* GIVEN EXERCISE: Without changing a character, return the entries, but not the images they hold.

* DATA FOR THE TASK:
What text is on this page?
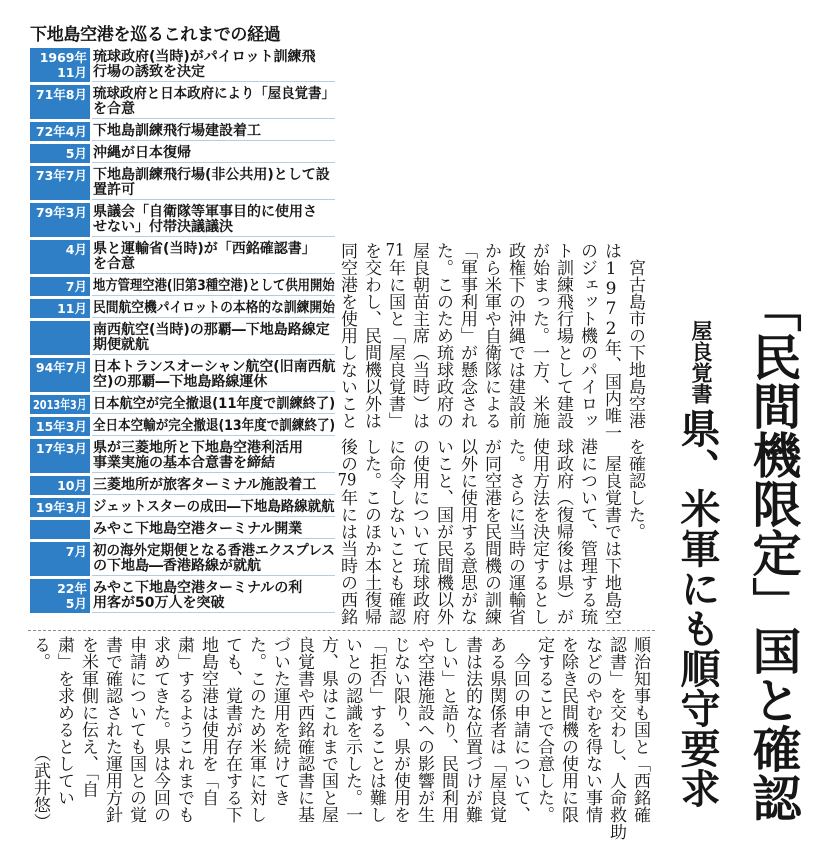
下地島空港を巡るこれまでの経過
1969年
11月
琉球政府(当時)がパイロット訓練飛
行場の誘致を決定
71年8月 琉球政府と日本政府により「屋良覚書」
を合意
72年4月 下地島訓練飛行場建設着工
5月 沖縄が日本復帰
73年7月 下地島訓練飛行場(非公共用)として設
置許可
79年3月 県議会「自衛隊等軍事目的に使用さ
せない」付帯決議議決
4月 県と運輸省(当時)が「西銘確認書」
を合意
7月 地方管理空港(旧第3種空港)として供用開始
11月 民間航空機パイロットの本格的な訓練開始
南西航空(当時)の那覇―下地島路線定
期便就航
94年7月 日本トランスオーシャン航空(旧南西航
空)の那覇―下地島路線運休
2013年3月 日本航空が完全撤退(11年度で訓練終了)
15年3月 全日本空輸が完全撤退(13年度で訓練終了)
17年3月 県が三菱地所と下地島空港利活用
事業実施の基本合意書を締結
10月 三菱地所が旅客ターミナル施設着工
19年3月 ジェットスターの成田―下地島路線就航
みやこ下地島空港ターミナル開業
7月 初の海外定期便となる香港エクスプレス
の下地島―香港路線が就航
22年
5月
みやこ下地島空港ターミナルの利
用客が50万人を突破
屋良覚書 「民間機限定」国と確認
県、米軍にも順守要求
　宮古島市の下地島空港
は1972年、国内唯一
のジェット機のパイロッ
ト訓練飛行場として建設
が始まった。一方、米施
政権下の沖縄では建設前
から米軍や自衛隊による
「軍事利用」が懸念され
た。このため琉球政府の
屋良朝苗主席（当時）は
71年に国と「屋良覚書」
を交わし、民間機以外は
同空港を使用しないこと
を確認した。
　屋良覚書では下地島空
港について、管理する琉
球政府（復帰後は県）が
使用方法を決定するとし
た。さらに当時の運輸省
が同空港を民間機の訓練
以外に使用する意思がな
いこと、国が民間機以外
の使用について琉球政府
に命令しないことも確認
した。このほか本土復帰
後の79年には当時の西銘
順治知事も国と「西銘確
認書」を交わし、人命救助
などのやむを得ない事情
を除き民間機の使用に限
定することで合意した。
　今回の申請について、
ある県関係者は「屋良覚
書は法的な位置づけが難
しい」と語り、民間利用
や空港施設への影響が生
じない限り、県が使用を
「拒否」することは難し
いとの認識を示した。一
方、県はこれまで国と屋
良覚書や西銘確認書に基
づいた運用を続けてき
た。このため米軍に対し
ても、覚書が存在する下
地島空港は使用を「自
粛」するようこれまでも
求めてきた。県は今回の
申請についても国との覚
書で確認された運用方針
を米軍側に伝え、「自
粛」を求めるとしてい
る。
（武井悠）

* REPLY:
What text is on this page?
下地島空港を巡るこれまでの経過
1969年
11月
琉球政府(当時)がパイロット訓練飛
行場の誘致を決定
71年8月 琉球政府と日本政府により「屋良覚書」
を合意
72年4月 下地島訓練飛行場建設着工
5月 沖縄が日本復帰
73年7月 下地島訓練飛行場(非公共用)として設
置許可
79年3月 県議会「自衛隊等軍事目的に使用さ
せない」付帯決議議決
4月 県と運輸省(当時)が「西銘確認書」
を合意
7月 地方管理空港(旧第3種空港)として供用開始
11月 民間航空機パイロットの本格的な訓練開始
南西航空(当時)の那覇―下地島路線定
期便就航
94年7月 日本トランスオーシャン航空(旧南西航
空)の那覇―下地島路線運休
2013年3月 日本航空が完全撤退(11年度で訓練終了)
15年3月 全日本空輸が完全撤退(13年度で訓練終了)
17年3月 県が三菱地所と下地島空港利活用
事業実施の基本合意書を締結
10月 三菱地所が旅客ターミナル施設着工
19年3月 ジェットスターの成田―下地島路線就航
みやこ下地島空港ターミナル開業
7月 初の海外定期便となる香港エクスプレス
の下地島―香港路線が就航
22年
5月
みやこ下地島空港ターミナルの利
用客が50万人を突破
屋良覚書 「民間機限定」国と確認
県、米軍にも順守要求
　宮古島市の下地島空港
は1972年、国内唯一
のジェット機のパイロッ
ト訓練飛行場として建設
が始まった。一方、米施
政権下の沖縄では建設前
から米軍や自衛隊による
「軍事利用」が懸念され
た。このため琉球政府の
屋良朝苗主席（当時）は
71年に国と「屋良覚書」
を交わし、民間機以外は
同空港を使用しないこと
を確認した。
　屋良覚書では下地島空
港について、管理する琉
球政府（復帰後は県）が
使用方法を決定するとし
た。さらに当時の運輸省
が同空港を民間機の訓練
以外に使用する意思がな
いこと、国が民間機以外
の使用について琉球政府
に命令しないことも確認
した。このほか本土復帰
後の79年には当時の西銘
順治知事も国と「西銘確
認書」を交わし、人命救助
などのやむを得ない事情
を除き民間機の使用に限
定することで合意した。
　今回の申請について、
ある県関係者は「屋良覚
書は法的な位置づけが難
しい」と語り、民間利用
や空港施設への影響が生
じない限り、県が使用を
「拒否」することは難し
いとの認識を示した。一
方、県はこれまで国と屋
良覚書や西銘確認書に基
づいた運用を続けてき
た。このため米軍に対し
ても、覚書が存在する下
地島空港は使用を「自
粛」するようこれまでも
求めてきた。県は今回の
申請についても国との覚
書で確認された運用方針
を米軍側に伝え、「自
粛」を求めるとしてい
る。
（武井悠）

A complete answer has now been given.